====== Supplied data ======

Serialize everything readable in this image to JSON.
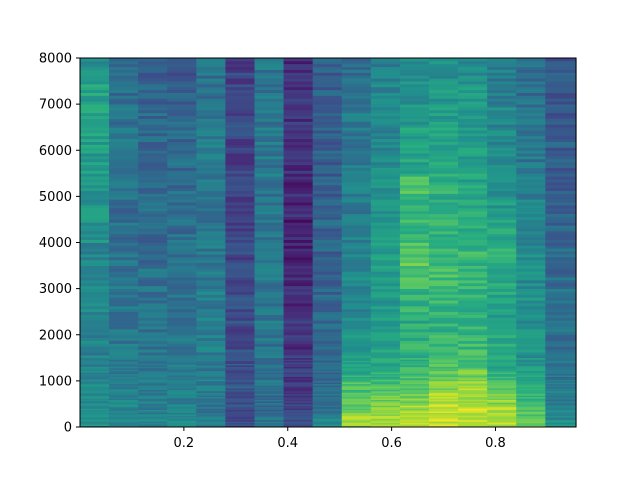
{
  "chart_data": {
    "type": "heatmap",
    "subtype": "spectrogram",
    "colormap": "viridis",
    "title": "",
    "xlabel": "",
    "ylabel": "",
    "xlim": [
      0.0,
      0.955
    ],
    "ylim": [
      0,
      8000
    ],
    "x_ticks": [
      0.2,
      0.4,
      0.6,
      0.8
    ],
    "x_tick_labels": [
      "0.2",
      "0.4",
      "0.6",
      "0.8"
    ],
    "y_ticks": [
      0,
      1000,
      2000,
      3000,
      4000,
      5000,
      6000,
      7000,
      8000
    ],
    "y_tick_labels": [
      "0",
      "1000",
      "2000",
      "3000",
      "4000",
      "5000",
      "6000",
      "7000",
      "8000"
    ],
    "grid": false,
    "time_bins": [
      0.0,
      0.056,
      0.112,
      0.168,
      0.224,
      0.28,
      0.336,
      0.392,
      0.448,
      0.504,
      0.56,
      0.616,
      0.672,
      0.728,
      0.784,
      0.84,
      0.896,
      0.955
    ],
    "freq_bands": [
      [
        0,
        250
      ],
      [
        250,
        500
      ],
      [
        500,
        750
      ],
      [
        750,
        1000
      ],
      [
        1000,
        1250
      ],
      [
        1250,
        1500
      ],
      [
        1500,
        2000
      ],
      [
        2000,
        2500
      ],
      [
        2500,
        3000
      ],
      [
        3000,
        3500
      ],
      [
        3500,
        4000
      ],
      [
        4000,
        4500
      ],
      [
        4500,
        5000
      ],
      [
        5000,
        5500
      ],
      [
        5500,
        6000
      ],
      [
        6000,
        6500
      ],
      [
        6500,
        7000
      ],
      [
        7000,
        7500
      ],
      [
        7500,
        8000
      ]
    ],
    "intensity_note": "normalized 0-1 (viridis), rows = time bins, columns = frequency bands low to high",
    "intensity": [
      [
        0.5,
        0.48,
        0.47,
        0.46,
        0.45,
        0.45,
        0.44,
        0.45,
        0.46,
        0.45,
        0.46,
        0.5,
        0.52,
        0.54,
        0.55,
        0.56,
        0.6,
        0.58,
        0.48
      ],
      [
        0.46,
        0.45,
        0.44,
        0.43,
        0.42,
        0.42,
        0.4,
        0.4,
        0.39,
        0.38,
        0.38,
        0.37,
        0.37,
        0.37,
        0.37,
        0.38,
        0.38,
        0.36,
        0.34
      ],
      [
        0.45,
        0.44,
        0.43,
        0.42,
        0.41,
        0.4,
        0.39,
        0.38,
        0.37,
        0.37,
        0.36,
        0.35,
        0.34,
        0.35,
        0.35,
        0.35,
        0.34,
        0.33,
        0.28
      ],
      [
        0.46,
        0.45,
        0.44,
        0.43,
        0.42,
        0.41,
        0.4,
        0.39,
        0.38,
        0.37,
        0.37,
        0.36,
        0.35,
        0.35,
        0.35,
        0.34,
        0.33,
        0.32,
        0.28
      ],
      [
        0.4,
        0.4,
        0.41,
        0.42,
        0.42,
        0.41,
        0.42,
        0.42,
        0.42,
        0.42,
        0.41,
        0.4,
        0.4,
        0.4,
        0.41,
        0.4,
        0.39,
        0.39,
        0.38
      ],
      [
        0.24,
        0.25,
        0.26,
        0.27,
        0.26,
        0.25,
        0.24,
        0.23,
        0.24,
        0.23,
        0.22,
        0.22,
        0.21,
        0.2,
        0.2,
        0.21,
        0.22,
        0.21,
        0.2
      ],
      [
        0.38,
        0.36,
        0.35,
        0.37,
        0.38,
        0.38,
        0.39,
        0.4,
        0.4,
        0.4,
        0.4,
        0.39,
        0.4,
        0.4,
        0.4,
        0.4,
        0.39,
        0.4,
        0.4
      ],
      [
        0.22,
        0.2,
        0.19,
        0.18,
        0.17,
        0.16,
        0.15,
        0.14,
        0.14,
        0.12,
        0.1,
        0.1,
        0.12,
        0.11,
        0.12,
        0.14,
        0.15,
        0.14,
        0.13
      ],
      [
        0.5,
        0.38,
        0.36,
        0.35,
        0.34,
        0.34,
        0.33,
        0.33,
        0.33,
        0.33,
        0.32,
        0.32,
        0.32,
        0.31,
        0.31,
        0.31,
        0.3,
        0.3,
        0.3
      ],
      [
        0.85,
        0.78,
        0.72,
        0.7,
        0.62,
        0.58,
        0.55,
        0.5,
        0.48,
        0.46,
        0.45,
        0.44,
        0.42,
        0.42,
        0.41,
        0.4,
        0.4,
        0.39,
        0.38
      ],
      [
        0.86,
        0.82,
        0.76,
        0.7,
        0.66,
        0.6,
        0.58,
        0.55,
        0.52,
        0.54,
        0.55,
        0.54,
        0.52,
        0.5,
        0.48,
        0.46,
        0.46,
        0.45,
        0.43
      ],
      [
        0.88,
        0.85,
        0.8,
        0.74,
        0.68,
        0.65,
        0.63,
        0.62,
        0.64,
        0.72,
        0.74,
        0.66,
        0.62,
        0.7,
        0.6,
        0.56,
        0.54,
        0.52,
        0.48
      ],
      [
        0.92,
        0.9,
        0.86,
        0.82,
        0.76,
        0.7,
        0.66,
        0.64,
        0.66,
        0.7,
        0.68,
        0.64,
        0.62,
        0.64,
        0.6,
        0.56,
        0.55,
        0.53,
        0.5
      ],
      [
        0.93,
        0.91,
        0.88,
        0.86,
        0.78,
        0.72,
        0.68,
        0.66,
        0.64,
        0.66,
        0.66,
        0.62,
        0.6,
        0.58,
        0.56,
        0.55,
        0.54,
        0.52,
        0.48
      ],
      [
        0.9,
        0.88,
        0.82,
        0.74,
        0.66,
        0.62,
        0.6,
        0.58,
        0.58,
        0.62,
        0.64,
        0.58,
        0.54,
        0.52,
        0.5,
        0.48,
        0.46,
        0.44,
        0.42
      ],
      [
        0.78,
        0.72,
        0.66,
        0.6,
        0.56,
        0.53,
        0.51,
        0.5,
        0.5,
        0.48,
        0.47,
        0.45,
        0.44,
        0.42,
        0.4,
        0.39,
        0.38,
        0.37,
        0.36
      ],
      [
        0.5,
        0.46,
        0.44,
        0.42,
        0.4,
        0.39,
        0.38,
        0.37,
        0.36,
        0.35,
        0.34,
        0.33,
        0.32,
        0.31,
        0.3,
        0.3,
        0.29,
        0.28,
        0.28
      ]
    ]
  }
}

======

Every line of the data should be copied as it stands, without the images.

▶ [Answer to the exercise]:
Serialize everything readable in this image to JSON.
{
  "chart_data": {
    "type": "heatmap",
    "subtype": "spectrogram",
    "colormap": "viridis",
    "title": "",
    "xlabel": "",
    "ylabel": "",
    "xlim": [
      0.0,
      0.955
    ],
    "ylim": [
      0,
      8000
    ],
    "x_ticks": [
      0.2,
      0.4,
      0.6,
      0.8
    ],
    "x_tick_labels": [
      "0.2",
      "0.4",
      "0.6",
      "0.8"
    ],
    "y_ticks": [
      0,
      1000,
      2000,
      3000,
      4000,
      5000,
      6000,
      7000,
      8000
    ],
    "y_tick_labels": [
      "0",
      "1000",
      "2000",
      "3000",
      "4000",
      "5000",
      "6000",
      "7000",
      "8000"
    ],
    "grid": false,
    "time_bins": [
      0.0,
      0.056,
      0.112,
      0.168,
      0.224,
      0.28,
      0.336,
      0.392,
      0.448,
      0.504,
      0.56,
      0.616,
      0.672,
      0.728,
      0.784,
      0.84,
      0.896,
      0.955
    ],
    "freq_bands": [
      [
        0,
        250
      ],
      [
        250,
        500
      ],
      [
        500,
        750
      ],
      [
        750,
        1000
      ],
      [
        1000,
        1250
      ],
      [
        1250,
        1500
      ],
      [
        1500,
        2000
      ],
      [
        2000,
        2500
      ],
      [
        2500,
        3000
      ],
      [
        3000,
        3500
      ],
      [
        3500,
        4000
      ],
      [
        4000,
        4500
      ],
      [
        4500,
        5000
      ],
      [
        5000,
        5500
      ],
      [
        5500,
        6000
      ],
      [
        6000,
        6500
      ],
      [
        6500,
        7000
      ],
      [
        7000,
        7500
      ],
      [
        7500,
        8000
      ]
    ],
    "intensity_note": "normalized 0-1 (viridis), rows = time bins, columns = frequency bands low to high",
    "intensity": [
      [
        0.5,
        0.48,
        0.47,
        0.46,
        0.45,
        0.45,
        0.44,
        0.45,
        0.46,
        0.45,
        0.46,
        0.5,
        0.52,
        0.54,
        0.55,
        0.56,
        0.6,
        0.58,
        0.48
      ],
      [
        0.46,
        0.45,
        0.44,
        0.43,
        0.42,
        0.42,
        0.4,
        0.4,
        0.39,
        0.38,
        0.38,
        0.37,
        0.37,
        0.37,
        0.37,
        0.38,
        0.38,
        0.36,
        0.34
      ],
      [
        0.45,
        0.44,
        0.43,
        0.42,
        0.41,
        0.4,
        0.39,
        0.38,
        0.37,
        0.37,
        0.36,
        0.35,
        0.34,
        0.35,
        0.35,
        0.35,
        0.34,
        0.33,
        0.28
      ],
      [
        0.46,
        0.45,
        0.44,
        0.43,
        0.42,
        0.41,
        0.4,
        0.39,
        0.38,
        0.37,
        0.37,
        0.36,
        0.35,
        0.35,
        0.35,
        0.34,
        0.33,
        0.32,
        0.28
      ],
      [
        0.4,
        0.4,
        0.41,
        0.42,
        0.42,
        0.41,
        0.42,
        0.42,
        0.42,
        0.42,
        0.41,
        0.4,
        0.4,
        0.4,
        0.41,
        0.4,
        0.39,
        0.39,
        0.38
      ],
      [
        0.24,
        0.25,
        0.26,
        0.27,
        0.26,
        0.25,
        0.24,
        0.23,
        0.24,
        0.23,
        0.22,
        0.22,
        0.21,
        0.2,
        0.2,
        0.21,
        0.22,
        0.21,
        0.2
      ],
      [
        0.38,
        0.36,
        0.35,
        0.37,
        0.38,
        0.38,
        0.39,
        0.4,
        0.4,
        0.4,
        0.4,
        0.39,
        0.4,
        0.4,
        0.4,
        0.4,
        0.39,
        0.4,
        0.4
      ],
      [
        0.22,
        0.2,
        0.19,
        0.18,
        0.17,
        0.16,
        0.15,
        0.14,
        0.14,
        0.12,
        0.1,
        0.1,
        0.12,
        0.11,
        0.12,
        0.14,
        0.15,
        0.14,
        0.13
      ],
      [
        0.5,
        0.38,
        0.36,
        0.35,
        0.34,
        0.34,
        0.33,
        0.33,
        0.33,
        0.33,
        0.32,
        0.32,
        0.32,
        0.31,
        0.31,
        0.31,
        0.3,
        0.3,
        0.3
      ],
      [
        0.85,
        0.78,
        0.72,
        0.7,
        0.62,
        0.58,
        0.55,
        0.5,
        0.48,
        0.46,
        0.45,
        0.44,
        0.42,
        0.42,
        0.41,
        0.4,
        0.4,
        0.39,
        0.38
      ],
      [
        0.86,
        0.82,
        0.76,
        0.7,
        0.66,
        0.6,
        0.58,
        0.55,
        0.52,
        0.54,
        0.55,
        0.54,
        0.52,
        0.5,
        0.48,
        0.46,
        0.46,
        0.45,
        0.43
      ],
      [
        0.88,
        0.85,
        0.8,
        0.74,
        0.68,
        0.65,
        0.63,
        0.62,
        0.64,
        0.72,
        0.74,
        0.66,
        0.62,
        0.7,
        0.6,
        0.56,
        0.54,
        0.52,
        0.48
      ],
      [
        0.92,
        0.9,
        0.86,
        0.82,
        0.76,
        0.7,
        0.66,
        0.64,
        0.66,
        0.7,
        0.68,
        0.64,
        0.62,
        0.64,
        0.6,
        0.56,
        0.55,
        0.53,
        0.5
      ],
      [
        0.93,
        0.91,
        0.88,
        0.86,
        0.78,
        0.72,
        0.68,
        0.66,
        0.64,
        0.66,
        0.66,
        0.62,
        0.6,
        0.58,
        0.56,
        0.55,
        0.54,
        0.52,
        0.48
      ],
      [
        0.9,
        0.88,
        0.82,
        0.74,
        0.66,
        0.62,
        0.6,
        0.58,
        0.58,
        0.62,
        0.64,
        0.58,
        0.54,
        0.52,
        0.5,
        0.48,
        0.46,
        0.44,
        0.42
      ],
      [
        0.78,
        0.72,
        0.66,
        0.6,
        0.56,
        0.53,
        0.51,
        0.5,
        0.5,
        0.48,
        0.47,
        0.45,
        0.44,
        0.42,
        0.4,
        0.39,
        0.38,
        0.37,
        0.36
      ],
      [
        0.5,
        0.46,
        0.44,
        0.42,
        0.4,
        0.39,
        0.38,
        0.37,
        0.36,
        0.35,
        0.34,
        0.33,
        0.32,
        0.31,
        0.3,
        0.3,
        0.29,
        0.28,
        0.28
      ]
    ]
  }
}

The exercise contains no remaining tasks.